Written task –
Give the data below again exactly as written, without its pictures.

==================================================

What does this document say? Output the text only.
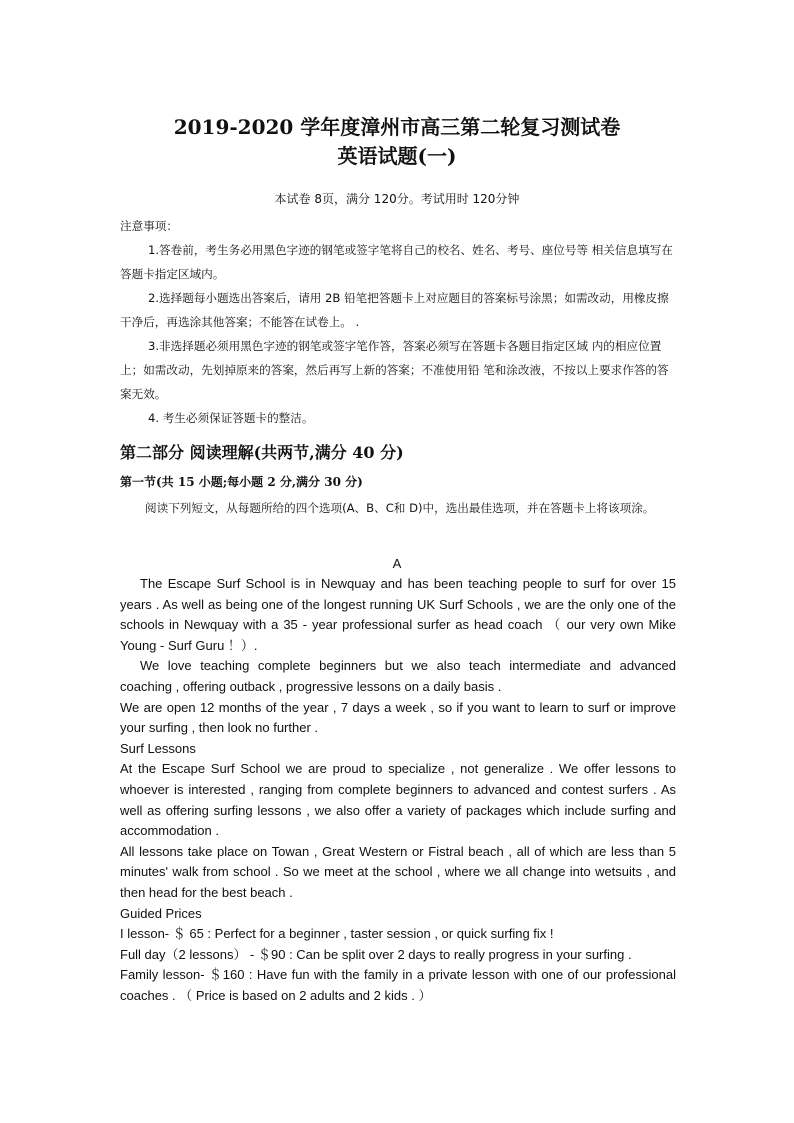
2019-2020 学年度漳州市高三第二轮复习测试卷
英语试题(一)
本试卷 8页，满分 120分。考试用时 120分钟

注意事项：

1.答卷前，考生务必用黑色字迹的钢笔或签字笔将自己的校名、姓名、考号、座位号等 相关信息填写在答题卡指定区域内。

2.选择题每小题选出答案后，请用 2B 铅笔把答题卡上对应题目的答案标号涂黑；如需改动，用橡皮擦干净后，再选涂其他答案；不能答在试卷上。 .

3.非选择题必须用黑色字迹的钢笔或签字笔作答，答案必须写在答题卡各题目指定区域 内的相应位置上；如需改动，先划掉原来的答案，然后再写上新的答案；不准使用铅 笔和涂改液，不按以上要求作答的答案无效。

4. 考生必须保证答题卡的整洁。

第二部分 阅读理解(共两节,满分 40 分)
第一节(共 15 小题;每小题 2 分,满分 30 分)
阅读下列短文，从每题所给的四个选项(A、B、C和 D)中，选出最佳选项，并在答题卡上将该项涂。
A

The Escape Surf School is in Newquay and has been teaching people to surf for over 15 years . As well as being one of the longest running UK Surf Schools , we are the only one of the schools in Newquay with a 35 - year professional surfer as head coach （ our very own Mike Young - Surf Guru ！）.

We love teaching complete beginners but we also teach intermediate and advanced coaching , offering outback , progressive lessons on a daily basis .

We are open 12 months of the year , 7 days a week , so if you want to learn to surf or improve your surfing , then look no further .

Surf Lessons

At the Escape Surf School we are proud to specialize , not generalize . We offer lessons to whoever is interested , ranging from complete beginners to advanced and contest surfers . As well as offering surfing lessons , we also offer a variety of packages which include surfing and accommodation .

All lessons take place on Towan , Great Western or Fistral beach , all of which are less than 5 minutes' walk from school . So we meet at the school , where we all change into wetsuits , and then head for the best beach .

Guided Prices

I lesson- ＄ 65 : Perfect for a beginner , taster session , or quick surfing fix !

Full day（2 lessons） - ＄90 : Can be split over 2 days to really progress in your surfing .

Family lesson- ＄160 : Have fun with the family in a private lesson with one of our professional coaches . （ Price is based on 2 adults and 2 kids . ）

==================================================

Task result –
What does this document say? Output the text only.
2019-2020 学年度漳州市高三第二轮复习测试卷
英语试题(一)
本试卷 8页，满分 120分。考试用时 120分钟

注意事项：

1.答卷前，考生务必用黑色字迹的钢笔或签字笔将自己的校名、姓名、考号、座位号等 相关信息填写在答题卡指定区域内。

2.选择题每小题选出答案后，请用 2B 铅笔把答题卡上对应题目的答案标号涂黑；如需改动，用橡皮擦干净后，再选涂其他答案；不能答在试卷上。 .

3.非选择题必须用黑色字迹的钢笔或签字笔作答，答案必须写在答题卡各题目指定区域 内的相应位置上；如需改动，先划掉原来的答案，然后再写上新的答案；不准使用铅 笔和涂改液，不按以上要求作答的答案无效。

4. 考生必须保证答题卡的整洁。

第二部分 阅读理解(共两节,满分 40 分)
第一节(共 15 小题;每小题 2 分,满分 30 分)
阅读下列短文，从每题所给的四个选项(A、B、C和 D)中，选出最佳选项，并在答题卡上将该项涂。
A

The Escape Surf School is in Newquay and has been teaching people to surf for over 15 years . As well as being one of the longest running UK Surf Schools , we are the only one of the schools in Newquay with a 35 - year professional surfer as head coach （ our very own Mike Young - Surf Guru ！）.

We love teaching complete beginners but we also teach intermediate and advanced coaching , offering outback , progressive lessons on a daily basis .

We are open 12 months of the year , 7 days a week , so if you want to learn to surf or improve your surfing , then look no further .

Surf Lessons

At the Escape Surf School we are proud to specialize , not generalize . We offer lessons to whoever is interested , ranging from complete beginners to advanced and contest surfers . As well as offering surfing lessons , we also offer a variety of packages which include surfing and accommodation .

All lessons take place on Towan , Great Western or Fistral beach , all of which are less than 5 minutes' walk from school . So we meet at the school , where we all change into wetsuits , and then head for the best beach .

Guided Prices

I lesson- ＄ 65 : Perfect for a beginner , taster session , or quick surfing fix !

Full day（2 lessons） - ＄90 : Can be split over 2 days to really progress in your surfing .

Family lesson- ＄160 : Have fun with the family in a private lesson with one of our professional coaches . （ Price is based on 2 adults and 2 kids . ）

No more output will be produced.